Are you sure a simple
if variable_tag in line:
# do some stuff

is not enough ?

People will usually prefer to write

for line in open(in_fname, 'r') :

instead of your ugly while loop ;-)

JM

From: Martin on 15 Feb 2010 17:26

On Feb 15, 2:27 pm, Jean-Michel Pichavant <jeanmic...(a)sequans.com>
wrote:
> Martin wrote:
> > On Feb 15, 2:03 pm, Jean-Michel Pichavant <jeanmic...(a)sequans.com>
> > wrote:
>
> >> Martin wrote:
>
> >>> Hi,
>
> >>> I am trying to come up with a more generic scheme to match and replace
> >>> a series ofregex, which look something like this...
>
> >>> 19.01,16.38,0.79,1.26,1.00 ! canht_ft(1:npft)
> >>> 5.0, 4.0, 2.0, 4.0, 1.0 ! lai(1:npft)
>
> >>> Ideally match the pattern to the right of the "!" sign (e.g. lai), I
> >>> would then like to be able to replace one or all of the corresponding
> >>> numbers on the line. So far I have a rather unsatisfactory solution,
> >>> any suggestions would be appreciated...
>
> >>> The file read in is an ascii file.
>
> >>> f = open(fname, 'r')
> >>> s = f.read()
>
> >>> if CANHT:
> >>> s = re.sub(r"\d+.\d+,\d+.\d+,\d+.\d+,\d+.\d+,\d+.\d+ !
> >>> canht_ft", CANHT, s)
>
> >>> where CANHT might be
>
> >>> CANHT = '115.01,16.38,0.79,1.26,1.00 ! canht_ft'
>
> >>> But this involves me passing the entire string.

=======

▶ **Goals**:
- 1) In the forum thread, shorten the paragraph beginning "Ideally match the pattern" while keeping its main facts.
- 2) According to the forum thread, what type of file is read in?
- 3) Extract from the forum thread everything from "On Feb 15, 2:27" down to "19.01,16.38,0.79,1.26,1.00 ! canht_ft(1:npft)".

▶ **Stored data**:
=======

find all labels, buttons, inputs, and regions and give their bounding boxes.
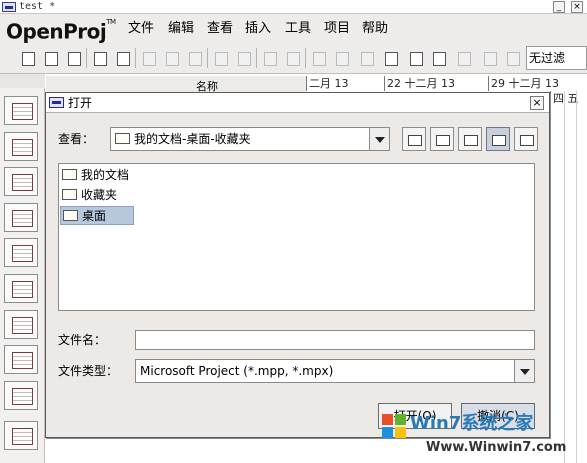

=======

▶ **Response list**:
- 1) The goal is to match the label to the right of the "!" sign (for example, lai) and then replace one or all of the numbers on that line. The current solution is unsatisfactory, and suggestions are welcome.

- 2) An ASCII file.

- 3)
On Feb 15, 2:27 pm, Jean-Michel Pichavant <jeanmic...(a)sequans.com>
wrote:
> Martin wrote:
> > On Feb 15, 2:03 pm, Jean-Michel Pichavant <jeanmic...(a)sequans.com>
> > wrote:
>
> >> Martin wrote:
>
> >>> Hi,
>
> >>> I am trying to come up with a more generic scheme to match and replace
> >>> a series ofregex, which look something like this...
>
> >>> 19.01,16.38,0.79,1.26,1.00 ! canht_ft(1:npft)